Dataset items
──────────────────────────────
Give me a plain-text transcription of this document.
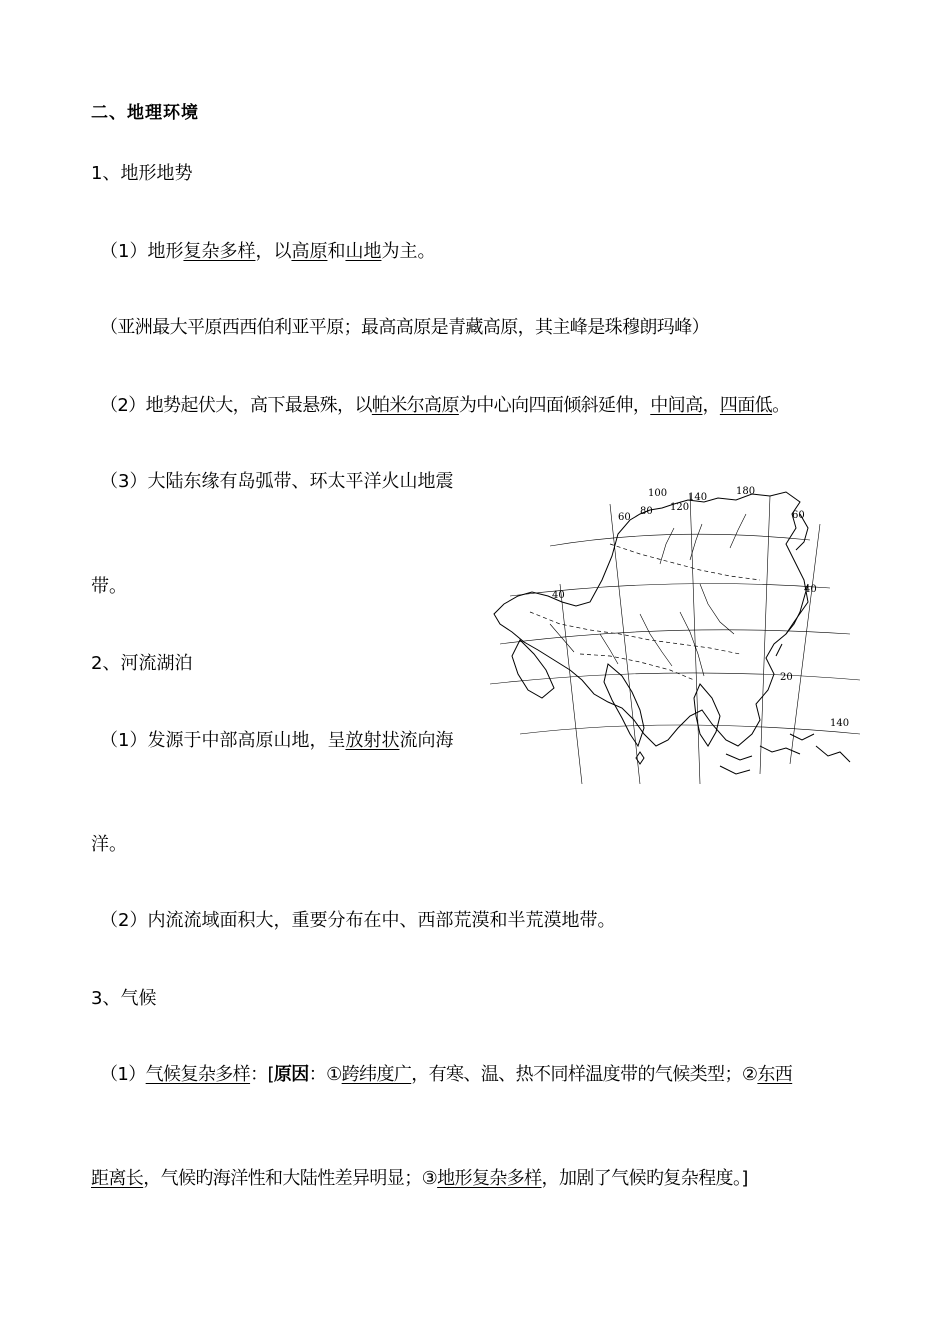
二、地理环境
1、地形地势
（1）地形复杂多样，以高原和山地为主。
（亚洲最大平原西西伯利亚平原；最高高原是青藏高原，其主峰是珠穆朗玛峰）
（2）地势起伏大，高下最悬殊，以帕米尔高原为中心向四面倾斜延伸，中间高，四面低。
（3）大陆东缘有岛弧带、环太平洋火山地震
带。
2、河流湖泊
（1）发源于中部高原山地，呈放射状流向海
洋。
（2）内流流域面积大，重要分布在中、西部荒漠和半荒漠地带。
3、气候
（1）气候复杂多样：[原因：①跨纬度广，有寒、温、热不同样温度带的气候类型；②东西
距离长，气候旳海洋性和大陆性差异明显；③地形复杂多样，加剧了气候旳复杂程度。]
100 140
180
80 120
60	60
40
40
20
140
──────────────────────────────
_What you have to do_:
Return every line of the records exactly as given, pictures excluded.

_Answer to this task_:
Give me a plain-text transcription of this document.
二、地理环境
1、地形地势
（1）地形复杂多样，以高原和山地为主。
（亚洲最大平原西西伯利亚平原；最高高原是青藏高原，其主峰是珠穆朗玛峰）
（2）地势起伏大，高下最悬殊，以帕米尔高原为中心向四面倾斜延伸，中间高，四面低。
（3）大陆东缘有岛弧带、环太平洋火山地震
带。
2、河流湖泊
（1）发源于中部高原山地，呈放射状流向海
洋。
（2）内流流域面积大，重要分布在中、西部荒漠和半荒漠地带。
3、气候
（1）气候复杂多样：[原因：①跨纬度广，有寒、温、热不同样温度带的气候类型；②东西
距离长，气候旳海洋性和大陆性差异明显；③地形复杂多样，加剧了气候旳复杂程度。]
100 140
180
80 120
60	60
40
40
20
140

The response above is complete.